GOAL ▸
In the listing below, change every "tweet-paragraph" to "post-paragraph" and reproduce all the lines with nothing else altered.

SUPPLIED INFORMATION ▸
──────

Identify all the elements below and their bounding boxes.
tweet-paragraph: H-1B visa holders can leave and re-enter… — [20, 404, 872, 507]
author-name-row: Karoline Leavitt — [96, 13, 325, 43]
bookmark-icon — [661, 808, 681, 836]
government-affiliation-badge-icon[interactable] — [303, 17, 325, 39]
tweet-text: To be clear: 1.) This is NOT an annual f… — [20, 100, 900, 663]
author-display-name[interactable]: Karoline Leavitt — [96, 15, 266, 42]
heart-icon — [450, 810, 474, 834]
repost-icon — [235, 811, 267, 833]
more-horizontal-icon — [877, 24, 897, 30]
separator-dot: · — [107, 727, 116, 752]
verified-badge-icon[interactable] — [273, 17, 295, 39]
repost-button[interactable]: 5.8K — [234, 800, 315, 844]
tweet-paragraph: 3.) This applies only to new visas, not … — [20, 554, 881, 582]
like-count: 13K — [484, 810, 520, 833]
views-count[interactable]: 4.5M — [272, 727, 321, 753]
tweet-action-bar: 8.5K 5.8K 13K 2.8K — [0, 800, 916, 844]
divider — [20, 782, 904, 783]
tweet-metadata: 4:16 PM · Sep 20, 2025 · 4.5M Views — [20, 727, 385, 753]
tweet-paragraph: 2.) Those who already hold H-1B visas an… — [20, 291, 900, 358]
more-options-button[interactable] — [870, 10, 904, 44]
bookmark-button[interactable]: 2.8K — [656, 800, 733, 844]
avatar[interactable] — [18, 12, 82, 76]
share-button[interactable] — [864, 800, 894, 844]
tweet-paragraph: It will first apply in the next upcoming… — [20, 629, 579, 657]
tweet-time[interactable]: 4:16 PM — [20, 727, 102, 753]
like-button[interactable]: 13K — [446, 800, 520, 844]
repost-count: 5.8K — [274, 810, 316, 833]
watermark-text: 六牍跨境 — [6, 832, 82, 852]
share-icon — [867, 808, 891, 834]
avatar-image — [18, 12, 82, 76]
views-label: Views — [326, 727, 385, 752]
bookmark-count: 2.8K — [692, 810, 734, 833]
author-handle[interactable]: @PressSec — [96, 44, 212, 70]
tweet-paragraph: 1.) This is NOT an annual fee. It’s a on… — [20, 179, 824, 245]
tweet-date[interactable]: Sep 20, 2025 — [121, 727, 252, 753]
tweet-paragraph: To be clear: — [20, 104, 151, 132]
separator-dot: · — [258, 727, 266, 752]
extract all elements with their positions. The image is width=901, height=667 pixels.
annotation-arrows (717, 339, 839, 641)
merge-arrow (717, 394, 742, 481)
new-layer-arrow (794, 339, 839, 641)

──────

WRITTEN ANSWER ▸
Identify all the elements below and their bounding boxes.
post-paragraph: H-1B visa holders can leave and re-enter… — [20, 404, 872, 507]
author-name-row: Karoline Leavitt — [96, 13, 325, 43]
bookmark-icon — [661, 808, 681, 836]
government-affiliation-badge-icon[interactable] — [303, 17, 325, 39]
tweet-text: To be clear: 1.) This is NOT an annual f… — [20, 100, 900, 663]
author-display-name[interactable]: Karoline Leavitt — [96, 15, 266, 42]
heart-icon — [450, 810, 474, 834]
repost-icon — [235, 811, 267, 833]
more-horizontal-icon — [877, 24, 897, 30]
separator-dot: · — [107, 727, 116, 752]
verified-badge-icon[interactable] — [273, 17, 295, 39]
repost-button[interactable]: 5.8K — [234, 800, 315, 844]
post-paragraph: 3.) This applies only to new visas, not … — [20, 554, 881, 582]
like-count: 13K — [484, 810, 520, 833]
views-count[interactable]: 4.5M — [272, 727, 321, 753]
tweet-action-bar: 8.5K 5.8K 13K 2.8K — [0, 800, 916, 844]
divider — [20, 782, 904, 783]
tweet-metadata: 4:16 PM · Sep 20, 2025 · 4.5M Views — [20, 727, 385, 753]
post-paragraph: 2.) Those who already hold H-1B visas an… — [20, 291, 900, 358]
more-options-button[interactable] — [870, 10, 904, 44]
bookmark-button[interactable]: 2.8K — [656, 800, 733, 844]
avatar[interactable] — [18, 12, 82, 76]
share-button[interactable] — [864, 800, 894, 844]
post-paragraph: It will first apply in the next upcoming… — [20, 629, 579, 657]
tweet-time[interactable]: 4:16 PM — [20, 727, 102, 753]
like-button[interactable]: 13K — [446, 800, 520, 844]
repost-count: 5.8K — [274, 810, 316, 833]
watermark-text: 六牍跨境 — [6, 832, 82, 852]
share-icon — [867, 808, 891, 834]
avatar-image — [18, 12, 82, 76]
views-label: Views — [326, 727, 385, 752]
bookmark-count: 2.8K — [692, 810, 734, 833]
author-handle[interactable]: @PressSec — [96, 44, 212, 70]
post-paragraph: 1.) This is NOT an annual fee. It’s a on… — [20, 179, 824, 245]
tweet-date[interactable]: Sep 20, 2025 — [121, 727, 252, 753]
post-paragraph: To be clear: — [20, 104, 151, 132]
separator-dot: · — [258, 727, 266, 752]
extract all elements with their positions. The image is width=901, height=667 pixels.
annotation-arrows (717, 339, 839, 641)
merge-arrow (717, 394, 742, 481)
new-layer-arrow (794, 339, 839, 641)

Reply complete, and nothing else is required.